***** Records shown *****

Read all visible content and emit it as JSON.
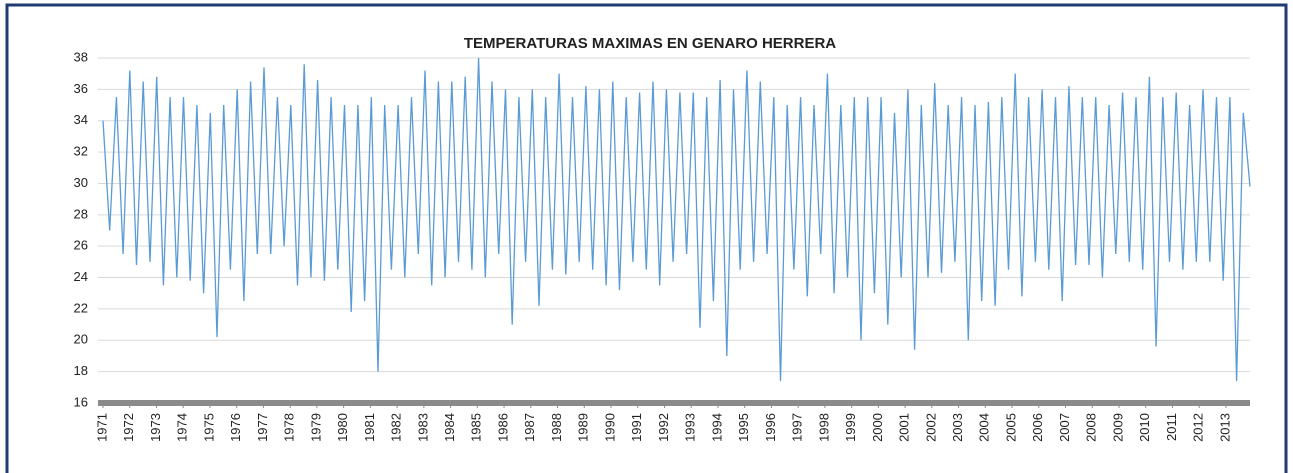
{
  "chart_data": {
    "type": "line",
    "title": "TEMPERATURAS MAXIMAS EN GENARO HERRERA",
    "color": "#5b9bd5",
    "ylim": [
      16,
      38
    ],
    "yticks": [
      16,
      18,
      20,
      22,
      24,
      26,
      28,
      30,
      32,
      34,
      36,
      38
    ],
    "xlim": [
      1971,
      2013.9
    ],
    "xticks": [
      1971,
      1972,
      1973,
      1974,
      1975,
      1976,
      1977,
      1978,
      1979,
      1980,
      1981,
      1982,
      1983,
      1984,
      1985,
      1986,
      1987,
      1988,
      1989,
      1990,
      1991,
      1992,
      1993,
      1994,
      1995,
      1996,
      1997,
      1998,
      1999,
      2000,
      2001,
      2002,
      2003,
      2004,
      2005,
      2006,
      2007,
      2008,
      2009,
      2010,
      2011,
      2012,
      2013
    ],
    "grid": true,
    "values": [
      34,
      27,
      35.5,
      25.5,
      37.2,
      24.8,
      36.5,
      25,
      36.8,
      23.5,
      35.5,
      24,
      35.5,
      23.8,
      35,
      23,
      34.5,
      20.2,
      35,
      24.5,
      36,
      22.5,
      36.5,
      25.5,
      37.4,
      25.5,
      35.5,
      26,
      35,
      23.5,
      37.6,
      24,
      36.6,
      23.8,
      35.5,
      24.5,
      35,
      21.8,
      35,
      22.5,
      35.5,
      18,
      35,
      24.5,
      35,
      24,
      35.5,
      25.5,
      37.2,
      23.5,
      36.5,
      24,
      36.5,
      25,
      36.8,
      24.5,
      38,
      24,
      36.5,
      25.5,
      36,
      21,
      35.5,
      25,
      36,
      22.2,
      35.5,
      24.5,
      37,
      24.2,
      35.5,
      25,
      36.2,
      24.5,
      36,
      23.5,
      36.5,
      23.2,
      35.5,
      25,
      35.8,
      24.5,
      36.5,
      23.5,
      36,
      25,
      35.8,
      25.5,
      35.8,
      20.8,
      35.5,
      22.5,
      36.6,
      19,
      36,
      24.5,
      37.2,
      25,
      36.5,
      25.5,
      35.5,
      17.4,
      35,
      24.5,
      35.5,
      22.8,
      35,
      25.5,
      37,
      23,
      35,
      24,
      35.5,
      20,
      35.5,
      23,
      35.5,
      21,
      34.5,
      24,
      36,
      19.4,
      35,
      24,
      36.4,
      24.3,
      35,
      25,
      35.5,
      20,
      35,
      22.5,
      35.2,
      22.2,
      35.5,
      24.5,
      37,
      22.8,
      35.5,
      25,
      36,
      24.5,
      35.5,
      22.5,
      36.2,
      24.8,
      35.5,
      24.8,
      35.5,
      24,
      35,
      25.5,
      35.8,
      25,
      35.5,
      24.5,
      36.8,
      19.6,
      35.5,
      25,
      35.8,
      24.5,
      35,
      25,
      36,
      25,
      35.5,
      23.8,
      35.5,
      17.4,
      34.5,
      29.8
    ]
  }
}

*****

== Exercise requirements ==
Write out the full listing verbatim, excluding its pictures.

== Exercise output ==
Read all visible content and emit it as JSON.
{
  "chart_data": {
    "type": "line",
    "title": "TEMPERATURAS MAXIMAS EN GENARO HERRERA",
    "color": "#5b9bd5",
    "ylim": [
      16,
      38
    ],
    "yticks": [
      16,
      18,
      20,
      22,
      24,
      26,
      28,
      30,
      32,
      34,
      36,
      38
    ],
    "xlim": [
      1971,
      2013.9
    ],
    "xticks": [
      1971,
      1972,
      1973,
      1974,
      1975,
      1976,
      1977,
      1978,
      1979,
      1980,
      1981,
      1982,
      1983,
      1984,
      1985,
      1986,
      1987,
      1988,
      1989,
      1990,
      1991,
      1992,
      1993,
      1994,
      1995,
      1996,
      1997,
      1998,
      1999,
      2000,
      2001,
      2002,
      2003,
      2004,
      2005,
      2006,
      2007,
      2008,
      2009,
      2010,
      2011,
      2012,
      2013
    ],
    "grid": true,
    "values": [
      34,
      27,
      35.5,
      25.5,
      37.2,
      24.8,
      36.5,
      25,
      36.8,
      23.5,
      35.5,
      24,
      35.5,
      23.8,
      35,
      23,
      34.5,
      20.2,
      35,
      24.5,
      36,
      22.5,
      36.5,
      25.5,
      37.4,
      25.5,
      35.5,
      26,
      35,
      23.5,
      37.6,
      24,
      36.6,
      23.8,
      35.5,
      24.5,
      35,
      21.8,
      35,
      22.5,
      35.5,
      18,
      35,
      24.5,
      35,
      24,
      35.5,
      25.5,
      37.2,
      23.5,
      36.5,
      24,
      36.5,
      25,
      36.8,
      24.5,
      38,
      24,
      36.5,
      25.5,
      36,
      21,
      35.5,
      25,
      36,
      22.2,
      35.5,
      24.5,
      37,
      24.2,
      35.5,
      25,
      36.2,
      24.5,
      36,
      23.5,
      36.5,
      23.2,
      35.5,
      25,
      35.8,
      24.5,
      36.5,
      23.5,
      36,
      25,
      35.8,
      25.5,
      35.8,
      20.8,
      35.5,
      22.5,
      36.6,
      19,
      36,
      24.5,
      37.2,
      25,
      36.5,
      25.5,
      35.5,
      17.4,
      35,
      24.5,
      35.5,
      22.8,
      35,
      25.5,
      37,
      23,
      35,
      24,
      35.5,
      20,
      35.5,
      23,
      35.5,
      21,
      34.5,
      24,
      36,
      19.4,
      35,
      24,
      36.4,
      24.3,
      35,
      25,
      35.5,
      20,
      35,
      22.5,
      35.2,
      22.2,
      35.5,
      24.5,
      37,
      22.8,
      35.5,
      25,
      36,
      24.5,
      35.5,
      22.5,
      36.2,
      24.8,
      35.5,
      24.8,
      35.5,
      24,
      35,
      25.5,
      35.8,
      25,
      35.5,
      24.5,
      36.8,
      19.6,
      35.5,
      25,
      35.8,
      24.5,
      35,
      25,
      36,
      25,
      35.5,
      23.8,
      35.5,
      17.4,
      34.5,
      29.8
    ]
  }
}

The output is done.